[Data listing]

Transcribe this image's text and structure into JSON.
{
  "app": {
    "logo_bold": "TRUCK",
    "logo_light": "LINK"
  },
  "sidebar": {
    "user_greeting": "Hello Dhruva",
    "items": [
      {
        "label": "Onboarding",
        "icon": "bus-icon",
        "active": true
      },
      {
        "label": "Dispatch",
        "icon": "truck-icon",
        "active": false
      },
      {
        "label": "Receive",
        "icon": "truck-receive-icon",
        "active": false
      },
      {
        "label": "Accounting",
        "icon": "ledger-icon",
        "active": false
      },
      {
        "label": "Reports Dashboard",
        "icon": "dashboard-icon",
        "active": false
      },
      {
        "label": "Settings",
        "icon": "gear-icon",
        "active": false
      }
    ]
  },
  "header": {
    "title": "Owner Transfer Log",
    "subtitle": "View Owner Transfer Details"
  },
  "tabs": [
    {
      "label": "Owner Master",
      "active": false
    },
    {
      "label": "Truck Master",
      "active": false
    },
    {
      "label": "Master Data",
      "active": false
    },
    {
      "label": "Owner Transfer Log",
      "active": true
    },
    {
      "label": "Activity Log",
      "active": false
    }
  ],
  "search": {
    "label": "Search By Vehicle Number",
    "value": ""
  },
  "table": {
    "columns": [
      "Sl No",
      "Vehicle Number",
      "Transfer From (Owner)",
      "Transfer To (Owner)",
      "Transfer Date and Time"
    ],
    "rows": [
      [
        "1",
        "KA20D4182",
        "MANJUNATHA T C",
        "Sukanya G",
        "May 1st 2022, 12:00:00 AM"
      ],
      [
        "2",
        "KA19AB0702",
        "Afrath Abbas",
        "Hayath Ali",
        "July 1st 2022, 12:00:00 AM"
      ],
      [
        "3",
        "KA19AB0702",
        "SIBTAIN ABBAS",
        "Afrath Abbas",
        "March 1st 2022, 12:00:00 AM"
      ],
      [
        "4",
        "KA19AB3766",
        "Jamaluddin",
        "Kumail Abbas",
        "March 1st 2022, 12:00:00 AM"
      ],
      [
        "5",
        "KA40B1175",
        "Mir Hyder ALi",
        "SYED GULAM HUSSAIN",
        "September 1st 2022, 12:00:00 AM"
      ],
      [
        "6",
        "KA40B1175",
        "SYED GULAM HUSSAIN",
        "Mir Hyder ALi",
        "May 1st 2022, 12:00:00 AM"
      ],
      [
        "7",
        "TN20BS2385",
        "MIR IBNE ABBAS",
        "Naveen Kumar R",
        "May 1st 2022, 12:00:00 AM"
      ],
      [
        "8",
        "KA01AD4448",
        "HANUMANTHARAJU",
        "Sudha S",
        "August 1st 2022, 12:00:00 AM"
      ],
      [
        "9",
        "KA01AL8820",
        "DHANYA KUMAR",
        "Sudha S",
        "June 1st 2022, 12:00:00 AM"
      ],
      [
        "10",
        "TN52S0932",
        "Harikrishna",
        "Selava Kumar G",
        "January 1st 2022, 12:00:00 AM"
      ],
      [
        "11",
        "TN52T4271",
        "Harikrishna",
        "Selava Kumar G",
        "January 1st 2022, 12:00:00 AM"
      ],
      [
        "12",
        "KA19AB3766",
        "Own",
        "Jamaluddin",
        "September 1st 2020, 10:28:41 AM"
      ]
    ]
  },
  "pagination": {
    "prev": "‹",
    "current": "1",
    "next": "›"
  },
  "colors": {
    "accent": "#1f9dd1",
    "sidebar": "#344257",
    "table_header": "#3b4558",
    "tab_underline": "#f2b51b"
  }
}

--

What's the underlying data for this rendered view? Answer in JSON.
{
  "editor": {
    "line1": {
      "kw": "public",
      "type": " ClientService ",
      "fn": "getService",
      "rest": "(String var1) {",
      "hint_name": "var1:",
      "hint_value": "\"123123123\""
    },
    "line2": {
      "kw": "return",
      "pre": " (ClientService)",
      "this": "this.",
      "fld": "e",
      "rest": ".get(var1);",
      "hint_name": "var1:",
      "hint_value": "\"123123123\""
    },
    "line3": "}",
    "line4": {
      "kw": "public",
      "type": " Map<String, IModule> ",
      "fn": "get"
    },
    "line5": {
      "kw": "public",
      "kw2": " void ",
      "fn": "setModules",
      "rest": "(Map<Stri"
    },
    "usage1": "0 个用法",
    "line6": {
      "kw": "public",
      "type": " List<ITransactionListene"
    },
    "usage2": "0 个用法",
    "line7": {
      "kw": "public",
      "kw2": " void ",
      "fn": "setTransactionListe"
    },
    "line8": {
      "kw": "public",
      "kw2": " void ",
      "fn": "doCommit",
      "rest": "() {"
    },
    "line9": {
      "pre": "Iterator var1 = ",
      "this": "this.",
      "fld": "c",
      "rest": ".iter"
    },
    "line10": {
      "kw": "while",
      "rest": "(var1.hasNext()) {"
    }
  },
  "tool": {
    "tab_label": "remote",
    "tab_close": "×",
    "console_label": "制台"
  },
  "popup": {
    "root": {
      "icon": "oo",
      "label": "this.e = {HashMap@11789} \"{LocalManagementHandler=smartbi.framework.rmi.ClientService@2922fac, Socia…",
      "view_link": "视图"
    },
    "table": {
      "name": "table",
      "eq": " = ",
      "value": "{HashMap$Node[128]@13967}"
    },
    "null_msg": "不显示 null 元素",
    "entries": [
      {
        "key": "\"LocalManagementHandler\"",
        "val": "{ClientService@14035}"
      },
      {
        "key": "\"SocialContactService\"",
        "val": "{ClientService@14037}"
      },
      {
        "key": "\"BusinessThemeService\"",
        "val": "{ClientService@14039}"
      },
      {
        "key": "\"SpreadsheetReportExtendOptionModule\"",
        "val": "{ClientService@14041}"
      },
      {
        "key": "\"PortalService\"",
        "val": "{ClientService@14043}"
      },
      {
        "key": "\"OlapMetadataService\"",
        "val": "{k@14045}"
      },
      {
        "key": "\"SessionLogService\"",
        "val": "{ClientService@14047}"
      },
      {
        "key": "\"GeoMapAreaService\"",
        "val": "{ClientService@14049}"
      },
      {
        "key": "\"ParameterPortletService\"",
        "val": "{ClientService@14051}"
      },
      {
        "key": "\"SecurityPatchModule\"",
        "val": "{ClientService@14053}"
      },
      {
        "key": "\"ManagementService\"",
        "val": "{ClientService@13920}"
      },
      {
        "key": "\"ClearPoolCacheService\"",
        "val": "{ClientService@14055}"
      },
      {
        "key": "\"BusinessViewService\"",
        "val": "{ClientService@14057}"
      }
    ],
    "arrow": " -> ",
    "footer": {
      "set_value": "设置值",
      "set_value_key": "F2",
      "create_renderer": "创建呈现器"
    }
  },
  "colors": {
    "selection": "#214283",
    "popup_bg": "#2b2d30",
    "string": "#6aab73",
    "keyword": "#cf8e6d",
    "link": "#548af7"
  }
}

* * *

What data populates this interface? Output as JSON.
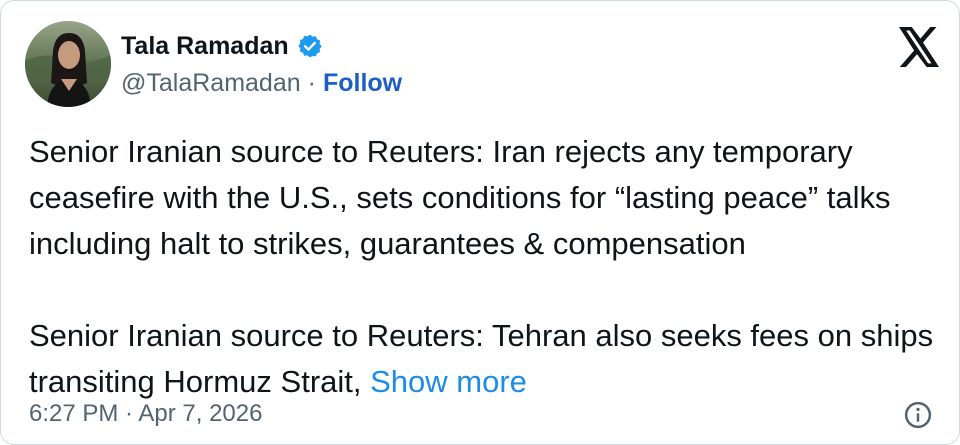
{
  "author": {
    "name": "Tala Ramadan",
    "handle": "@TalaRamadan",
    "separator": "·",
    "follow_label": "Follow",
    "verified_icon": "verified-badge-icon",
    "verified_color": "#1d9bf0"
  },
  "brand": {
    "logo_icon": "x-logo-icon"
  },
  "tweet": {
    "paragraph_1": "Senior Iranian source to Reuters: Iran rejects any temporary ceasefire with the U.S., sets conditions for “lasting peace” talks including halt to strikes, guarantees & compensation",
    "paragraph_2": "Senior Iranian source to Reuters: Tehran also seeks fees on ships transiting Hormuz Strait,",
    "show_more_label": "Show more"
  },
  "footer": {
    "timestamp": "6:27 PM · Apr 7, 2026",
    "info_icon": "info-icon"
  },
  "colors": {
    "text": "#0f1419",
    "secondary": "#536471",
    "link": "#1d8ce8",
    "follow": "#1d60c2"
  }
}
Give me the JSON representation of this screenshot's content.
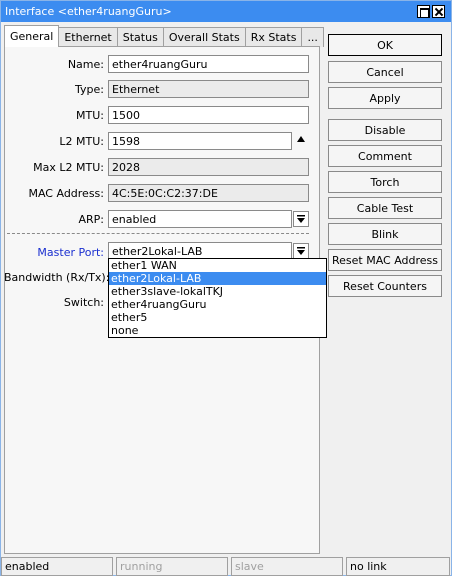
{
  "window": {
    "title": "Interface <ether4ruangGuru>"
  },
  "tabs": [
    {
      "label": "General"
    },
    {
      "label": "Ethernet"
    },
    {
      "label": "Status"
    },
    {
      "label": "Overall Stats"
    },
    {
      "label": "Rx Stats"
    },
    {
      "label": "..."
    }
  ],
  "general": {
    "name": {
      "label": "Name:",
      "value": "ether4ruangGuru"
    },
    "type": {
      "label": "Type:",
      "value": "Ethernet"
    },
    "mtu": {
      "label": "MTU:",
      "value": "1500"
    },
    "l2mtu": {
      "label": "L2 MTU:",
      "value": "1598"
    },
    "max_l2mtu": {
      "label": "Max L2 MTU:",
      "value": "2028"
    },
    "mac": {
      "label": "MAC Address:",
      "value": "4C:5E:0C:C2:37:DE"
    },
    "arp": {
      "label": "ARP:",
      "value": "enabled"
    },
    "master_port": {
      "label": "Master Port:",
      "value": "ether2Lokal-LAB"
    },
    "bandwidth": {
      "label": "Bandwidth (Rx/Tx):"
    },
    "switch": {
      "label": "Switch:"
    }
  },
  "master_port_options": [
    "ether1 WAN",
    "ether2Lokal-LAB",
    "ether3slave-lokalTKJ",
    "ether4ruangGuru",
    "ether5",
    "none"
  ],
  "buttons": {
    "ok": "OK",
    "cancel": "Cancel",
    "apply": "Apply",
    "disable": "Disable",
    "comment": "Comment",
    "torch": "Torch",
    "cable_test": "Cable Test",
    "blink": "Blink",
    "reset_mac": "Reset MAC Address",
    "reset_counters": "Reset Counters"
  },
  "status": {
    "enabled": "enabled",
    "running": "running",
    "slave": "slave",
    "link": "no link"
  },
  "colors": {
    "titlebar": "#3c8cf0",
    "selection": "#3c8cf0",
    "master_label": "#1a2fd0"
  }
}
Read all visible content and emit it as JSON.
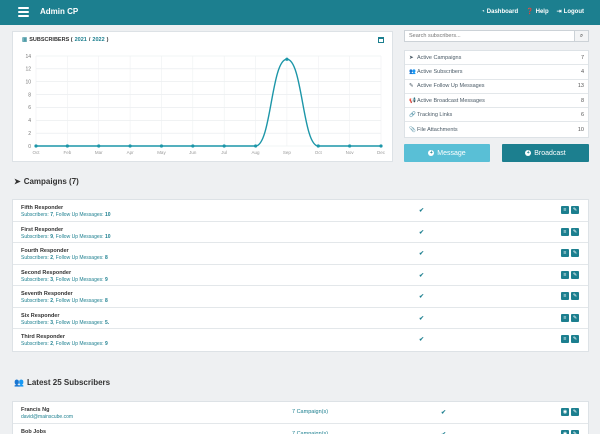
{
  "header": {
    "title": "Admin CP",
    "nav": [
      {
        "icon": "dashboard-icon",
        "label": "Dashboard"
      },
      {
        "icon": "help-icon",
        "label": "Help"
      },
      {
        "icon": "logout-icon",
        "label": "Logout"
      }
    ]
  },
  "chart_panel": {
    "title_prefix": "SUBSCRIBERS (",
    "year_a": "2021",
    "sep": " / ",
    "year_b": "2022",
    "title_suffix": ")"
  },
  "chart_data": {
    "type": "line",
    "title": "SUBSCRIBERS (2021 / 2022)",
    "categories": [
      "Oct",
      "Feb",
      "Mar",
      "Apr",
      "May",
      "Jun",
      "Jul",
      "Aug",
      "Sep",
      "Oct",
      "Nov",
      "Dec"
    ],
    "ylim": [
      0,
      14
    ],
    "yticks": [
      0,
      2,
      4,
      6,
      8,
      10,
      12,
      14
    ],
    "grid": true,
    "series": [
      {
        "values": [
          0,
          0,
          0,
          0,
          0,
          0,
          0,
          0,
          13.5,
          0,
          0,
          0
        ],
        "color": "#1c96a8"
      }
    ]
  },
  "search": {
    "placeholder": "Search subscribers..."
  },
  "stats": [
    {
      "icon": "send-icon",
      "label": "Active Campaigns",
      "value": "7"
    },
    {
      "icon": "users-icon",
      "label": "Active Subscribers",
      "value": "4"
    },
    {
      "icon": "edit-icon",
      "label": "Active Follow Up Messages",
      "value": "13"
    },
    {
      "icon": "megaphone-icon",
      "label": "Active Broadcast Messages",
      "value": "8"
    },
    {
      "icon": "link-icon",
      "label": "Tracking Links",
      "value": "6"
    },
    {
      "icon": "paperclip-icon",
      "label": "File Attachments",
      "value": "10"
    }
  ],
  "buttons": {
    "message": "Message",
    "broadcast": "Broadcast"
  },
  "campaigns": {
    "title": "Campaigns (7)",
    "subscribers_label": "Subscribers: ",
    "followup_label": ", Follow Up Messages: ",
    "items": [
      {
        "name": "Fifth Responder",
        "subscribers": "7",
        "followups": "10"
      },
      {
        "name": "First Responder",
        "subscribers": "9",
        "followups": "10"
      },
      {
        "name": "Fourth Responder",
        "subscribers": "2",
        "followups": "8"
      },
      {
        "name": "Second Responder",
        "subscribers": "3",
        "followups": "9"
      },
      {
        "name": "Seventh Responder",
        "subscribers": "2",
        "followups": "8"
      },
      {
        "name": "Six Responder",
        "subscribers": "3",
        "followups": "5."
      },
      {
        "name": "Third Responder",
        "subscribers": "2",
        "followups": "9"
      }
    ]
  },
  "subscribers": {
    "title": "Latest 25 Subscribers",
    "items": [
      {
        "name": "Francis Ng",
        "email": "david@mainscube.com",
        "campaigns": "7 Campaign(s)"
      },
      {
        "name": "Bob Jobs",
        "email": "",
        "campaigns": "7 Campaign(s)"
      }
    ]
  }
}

● **Your instructions**: Only lines holding the string "Broadcast" are wanted; gather each one from the entries above.

● **Final result**:
      "label": "Active Broadcast Messages",
    "broadcast": "Broadcast"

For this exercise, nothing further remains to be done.